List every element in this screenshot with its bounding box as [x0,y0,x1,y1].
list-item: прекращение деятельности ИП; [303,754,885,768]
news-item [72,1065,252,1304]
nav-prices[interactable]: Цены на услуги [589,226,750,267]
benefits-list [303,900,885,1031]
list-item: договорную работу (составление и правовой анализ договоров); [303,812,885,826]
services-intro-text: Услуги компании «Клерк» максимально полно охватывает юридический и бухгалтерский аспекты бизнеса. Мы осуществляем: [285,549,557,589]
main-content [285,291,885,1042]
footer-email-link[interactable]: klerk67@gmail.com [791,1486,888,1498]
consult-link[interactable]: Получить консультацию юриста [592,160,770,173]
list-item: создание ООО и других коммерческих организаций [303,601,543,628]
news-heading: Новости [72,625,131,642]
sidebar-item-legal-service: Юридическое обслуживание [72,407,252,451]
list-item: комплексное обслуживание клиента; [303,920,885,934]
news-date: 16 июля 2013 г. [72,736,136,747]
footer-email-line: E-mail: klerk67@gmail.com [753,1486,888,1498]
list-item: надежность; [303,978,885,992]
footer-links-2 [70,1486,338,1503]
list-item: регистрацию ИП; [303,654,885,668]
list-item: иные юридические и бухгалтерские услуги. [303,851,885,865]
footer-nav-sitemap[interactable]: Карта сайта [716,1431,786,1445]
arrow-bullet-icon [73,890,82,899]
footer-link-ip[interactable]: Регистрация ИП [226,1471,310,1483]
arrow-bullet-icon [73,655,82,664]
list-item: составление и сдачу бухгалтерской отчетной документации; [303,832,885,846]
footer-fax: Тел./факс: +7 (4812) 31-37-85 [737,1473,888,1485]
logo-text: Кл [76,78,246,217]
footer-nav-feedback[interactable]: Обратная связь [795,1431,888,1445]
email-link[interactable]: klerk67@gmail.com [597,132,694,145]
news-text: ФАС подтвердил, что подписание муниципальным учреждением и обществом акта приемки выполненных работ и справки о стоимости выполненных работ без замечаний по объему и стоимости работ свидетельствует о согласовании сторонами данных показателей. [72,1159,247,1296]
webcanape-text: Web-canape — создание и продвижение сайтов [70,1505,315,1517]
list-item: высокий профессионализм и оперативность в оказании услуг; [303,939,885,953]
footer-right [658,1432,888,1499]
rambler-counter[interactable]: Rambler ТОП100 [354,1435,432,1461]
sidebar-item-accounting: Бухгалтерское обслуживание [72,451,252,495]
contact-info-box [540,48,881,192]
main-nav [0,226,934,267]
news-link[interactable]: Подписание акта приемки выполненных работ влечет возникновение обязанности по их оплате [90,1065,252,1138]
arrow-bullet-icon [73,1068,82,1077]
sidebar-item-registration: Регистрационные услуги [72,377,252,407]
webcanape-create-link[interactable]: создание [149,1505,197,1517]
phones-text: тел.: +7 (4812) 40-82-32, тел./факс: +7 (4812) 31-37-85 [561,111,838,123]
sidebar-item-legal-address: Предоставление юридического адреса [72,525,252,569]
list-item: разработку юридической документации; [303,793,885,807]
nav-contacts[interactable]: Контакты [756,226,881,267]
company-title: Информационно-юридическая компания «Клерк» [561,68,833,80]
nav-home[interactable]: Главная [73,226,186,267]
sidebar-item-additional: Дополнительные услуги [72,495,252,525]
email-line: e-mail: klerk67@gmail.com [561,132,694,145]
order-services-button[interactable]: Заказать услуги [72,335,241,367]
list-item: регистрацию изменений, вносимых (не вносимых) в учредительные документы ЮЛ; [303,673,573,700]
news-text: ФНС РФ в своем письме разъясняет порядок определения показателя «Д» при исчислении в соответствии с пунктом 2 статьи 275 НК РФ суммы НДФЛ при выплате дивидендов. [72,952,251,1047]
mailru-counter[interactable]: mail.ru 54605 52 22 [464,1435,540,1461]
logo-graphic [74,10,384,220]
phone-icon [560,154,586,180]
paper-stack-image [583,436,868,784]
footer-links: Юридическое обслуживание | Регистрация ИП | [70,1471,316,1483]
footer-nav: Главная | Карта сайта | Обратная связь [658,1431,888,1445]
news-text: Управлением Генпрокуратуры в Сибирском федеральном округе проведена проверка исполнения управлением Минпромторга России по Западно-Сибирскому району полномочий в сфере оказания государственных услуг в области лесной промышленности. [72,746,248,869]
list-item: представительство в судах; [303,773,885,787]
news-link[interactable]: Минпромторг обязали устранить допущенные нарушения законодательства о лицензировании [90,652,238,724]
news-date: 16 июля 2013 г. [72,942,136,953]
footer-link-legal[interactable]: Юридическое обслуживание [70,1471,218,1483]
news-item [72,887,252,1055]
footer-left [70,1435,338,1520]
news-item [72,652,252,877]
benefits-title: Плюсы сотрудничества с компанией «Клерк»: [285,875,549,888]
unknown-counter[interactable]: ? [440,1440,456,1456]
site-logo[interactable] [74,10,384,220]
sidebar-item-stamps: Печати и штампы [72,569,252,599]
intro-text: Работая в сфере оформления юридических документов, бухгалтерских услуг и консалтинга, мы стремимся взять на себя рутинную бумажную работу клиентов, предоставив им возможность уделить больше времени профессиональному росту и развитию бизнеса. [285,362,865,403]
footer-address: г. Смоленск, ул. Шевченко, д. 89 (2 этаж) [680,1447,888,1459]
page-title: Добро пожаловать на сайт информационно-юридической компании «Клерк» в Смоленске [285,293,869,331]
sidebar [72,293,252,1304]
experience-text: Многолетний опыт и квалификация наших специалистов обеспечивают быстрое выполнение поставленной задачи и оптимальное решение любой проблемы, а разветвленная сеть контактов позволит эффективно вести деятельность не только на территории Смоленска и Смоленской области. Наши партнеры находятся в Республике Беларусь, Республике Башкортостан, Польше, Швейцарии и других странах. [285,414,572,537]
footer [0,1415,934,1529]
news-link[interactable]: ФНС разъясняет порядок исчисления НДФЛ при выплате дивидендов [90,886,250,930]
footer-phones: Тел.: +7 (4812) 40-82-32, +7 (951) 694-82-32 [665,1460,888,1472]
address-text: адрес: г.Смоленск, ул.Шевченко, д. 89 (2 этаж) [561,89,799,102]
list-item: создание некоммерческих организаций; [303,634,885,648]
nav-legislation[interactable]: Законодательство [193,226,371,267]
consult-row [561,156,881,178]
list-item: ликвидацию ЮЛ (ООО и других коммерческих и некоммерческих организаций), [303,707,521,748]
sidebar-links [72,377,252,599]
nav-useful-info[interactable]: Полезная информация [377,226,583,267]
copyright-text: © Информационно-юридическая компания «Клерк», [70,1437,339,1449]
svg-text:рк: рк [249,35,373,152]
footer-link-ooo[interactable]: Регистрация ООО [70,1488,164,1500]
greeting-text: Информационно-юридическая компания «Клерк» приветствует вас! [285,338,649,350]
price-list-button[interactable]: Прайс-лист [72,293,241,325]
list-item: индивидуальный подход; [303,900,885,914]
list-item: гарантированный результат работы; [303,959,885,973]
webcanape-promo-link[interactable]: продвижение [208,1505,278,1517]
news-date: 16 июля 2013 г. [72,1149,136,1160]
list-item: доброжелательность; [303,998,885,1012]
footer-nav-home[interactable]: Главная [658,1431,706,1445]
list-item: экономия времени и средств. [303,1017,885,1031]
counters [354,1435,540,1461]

════════════════════

Rewrite the lines from the first one through the line with "benefits-list [303,900,885,1031]", putting "nav-pricing" in place of "nav-prices" and leaving everything else unchanged.

List every element in this screenshot with its bounding box as [x0,y0,x1,y1].
list-item: прекращение деятельности ИП; [303,754,885,768]
news-item [72,1065,252,1304]
nav-pricing[interactable]: Цены на услуги [589,226,750,267]
benefits-list [303,900,885,1031]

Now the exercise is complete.